## Written instruction
Below is a set of records; print all of them exactly as written.

Extracted data entries
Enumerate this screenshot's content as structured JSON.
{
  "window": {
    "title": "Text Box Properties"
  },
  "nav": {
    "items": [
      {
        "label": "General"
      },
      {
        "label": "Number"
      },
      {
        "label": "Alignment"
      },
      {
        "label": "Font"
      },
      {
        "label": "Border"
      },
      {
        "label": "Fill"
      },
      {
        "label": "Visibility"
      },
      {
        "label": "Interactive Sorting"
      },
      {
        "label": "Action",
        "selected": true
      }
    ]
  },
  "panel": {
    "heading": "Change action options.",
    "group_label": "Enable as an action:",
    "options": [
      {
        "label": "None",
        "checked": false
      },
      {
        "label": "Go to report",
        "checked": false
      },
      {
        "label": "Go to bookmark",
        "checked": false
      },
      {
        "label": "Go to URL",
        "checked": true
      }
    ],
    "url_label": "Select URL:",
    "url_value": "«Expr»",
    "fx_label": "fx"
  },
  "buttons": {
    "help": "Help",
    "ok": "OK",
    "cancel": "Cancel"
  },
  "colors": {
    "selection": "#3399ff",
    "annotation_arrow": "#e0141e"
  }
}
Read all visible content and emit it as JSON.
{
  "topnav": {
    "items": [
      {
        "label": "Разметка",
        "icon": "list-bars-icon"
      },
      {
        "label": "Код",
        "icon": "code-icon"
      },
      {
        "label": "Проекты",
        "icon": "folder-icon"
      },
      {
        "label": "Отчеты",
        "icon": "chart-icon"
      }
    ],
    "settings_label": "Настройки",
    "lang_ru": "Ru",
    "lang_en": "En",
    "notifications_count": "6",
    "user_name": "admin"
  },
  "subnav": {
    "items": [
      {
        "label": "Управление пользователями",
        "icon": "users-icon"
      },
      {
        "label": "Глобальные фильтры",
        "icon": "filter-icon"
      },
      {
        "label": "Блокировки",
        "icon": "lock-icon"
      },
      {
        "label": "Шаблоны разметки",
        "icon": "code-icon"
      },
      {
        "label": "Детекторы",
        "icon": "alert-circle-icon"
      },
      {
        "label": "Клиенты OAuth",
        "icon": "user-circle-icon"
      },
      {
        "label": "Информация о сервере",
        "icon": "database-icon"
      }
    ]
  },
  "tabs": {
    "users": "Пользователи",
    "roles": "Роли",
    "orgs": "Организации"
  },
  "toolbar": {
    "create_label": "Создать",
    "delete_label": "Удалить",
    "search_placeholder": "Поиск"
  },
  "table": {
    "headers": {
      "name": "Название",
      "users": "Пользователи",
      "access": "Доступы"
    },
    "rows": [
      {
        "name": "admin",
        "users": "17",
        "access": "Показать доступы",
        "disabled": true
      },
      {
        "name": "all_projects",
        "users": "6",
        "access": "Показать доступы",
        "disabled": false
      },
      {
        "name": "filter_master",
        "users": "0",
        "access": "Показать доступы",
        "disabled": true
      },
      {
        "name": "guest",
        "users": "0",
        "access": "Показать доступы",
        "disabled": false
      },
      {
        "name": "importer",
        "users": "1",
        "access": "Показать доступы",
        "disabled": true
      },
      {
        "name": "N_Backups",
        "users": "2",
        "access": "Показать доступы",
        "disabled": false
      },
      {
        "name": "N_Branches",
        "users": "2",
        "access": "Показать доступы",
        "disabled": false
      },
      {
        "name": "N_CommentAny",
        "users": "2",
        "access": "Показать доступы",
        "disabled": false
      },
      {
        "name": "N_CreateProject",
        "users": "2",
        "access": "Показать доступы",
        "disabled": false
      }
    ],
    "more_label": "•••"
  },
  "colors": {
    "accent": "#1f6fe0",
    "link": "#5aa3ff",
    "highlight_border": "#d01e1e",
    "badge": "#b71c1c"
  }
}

## Final answer
Enumerate this screenshot's content as structured JSON.
{
  "window": {
    "title": "Text Box Properties"
  },
  "nav": {
    "items": [
      {
        "label": "General"
      },
      {
        "label": "Number"
      },
      {
        "label": "Alignment"
      },
      {
        "label": "Font"
      },
      {
        "label": "Border"
      },
      {
        "label": "Fill"
      },
      {
        "label": "Visibility"
      },
      {
        "label": "Interactive Sorting"
      },
      {
        "label": "Action",
        "selected": true
      }
    ]
  },
  "panel": {
    "heading": "Change action options.",
    "group_label": "Enable as an action:",
    "options": [
      {
        "label": "None",
        "checked": false
      },
      {
        "label": "Go to report",
        "checked": false
      },
      {
        "label": "Go to bookmark",
        "checked": false
      },
      {
        "label": "Go to URL",
        "checked": true
      }
    ],
    "url_label": "Select URL:",
    "url_value": "«Expr»",
    "fx_label": "fx"
  },
  "buttons": {
    "help": "Help",
    "ok": "OK",
    "cancel": "Cancel"
  },
  "colors": {
    "selection": "#3399ff",
    "annotation_arrow": "#e0141e"
  }
}
Read all visible content and emit it as JSON.
{
  "topnav": {
    "items": [
      {
        "label": "Разметка",
        "icon": "list-bars-icon"
      },
      {
        "label": "Код",
        "icon": "code-icon"
      },
      {
        "label": "Проекты",
        "icon": "folder-icon"
      },
      {
        "label": "Отчеты",
        "icon": "chart-icon"
      }
    ],
    "settings_label": "Настройки",
    "lang_ru": "Ru",
    "lang_en": "En",
    "notifications_count": "6",
    "user_name": "admin"
  },
  "subnav": {
    "items": [
      {
        "label": "Управление пользователями",
        "icon": "users-icon"
      },
      {
        "label": "Глобальные фильтры",
        "icon": "filter-icon"
      },
      {
        "label": "Блокировки",
        "icon": "lock-icon"
      },
      {
        "label": "Шаблоны разметки",
        "icon": "code-icon"
      },
      {
        "label": "Детекторы",
        "icon": "alert-circle-icon"
      },
      {
        "label": "Клиенты OAuth",
        "icon": "user-circle-icon"
      },
      {
        "label": "Информация о сервере",
        "icon": "database-icon"
      }
    ]
  },
  "tabs": {
    "users": "Пользователи",
    "roles": "Роли",
    "orgs": "Организации"
  },
  "toolbar": {
    "create_label": "Создать",
    "delete_label": "Удалить",
    "search_placeholder": "Поиск"
  },
  "table": {
    "headers": {
      "name": "Название",
      "users": "Пользователи",
      "access": "Доступы"
    },
    "rows": [
      {
        "name": "admin",
        "users": "17",
        "access": "Показать доступы",
        "disabled": true
      },
      {
        "name": "all_projects",
        "users": "6",
        "access": "Показать доступы",
        "disabled": false
      },
      {
        "name": "filter_master",
        "users": "0",
        "access": "Показать доступы",
        "disabled": true
      },
      {
        "name": "guest",
        "users": "0",
        "access": "Показать доступы",
        "disabled": false
      },
      {
        "name": "importer",
        "users": "1",
        "access": "Показать доступы",
        "disabled": true
      },
      {
        "name": "N_Backups",
        "users": "2",
        "access": "Показать доступы",
        "disabled": false
      },
      {
        "name": "N_Branches",
        "users": "2",
        "access": "Показать доступы",
        "disabled": false
      },
      {
        "name": "N_CommentAny",
        "users": "2",
        "access": "Показать доступы",
        "disabled": false
      },
      {
        "name": "N_CreateProject",
        "users": "2",
        "access": "Показать доступы",
        "disabled": false
      }
    ],
    "more_label": "•••"
  },
  "colors": {
    "accent": "#1f6fe0",
    "link": "#5aa3ff",
    "highlight_border": "#d01e1e",
    "badge": "#b71c1c"
  }
}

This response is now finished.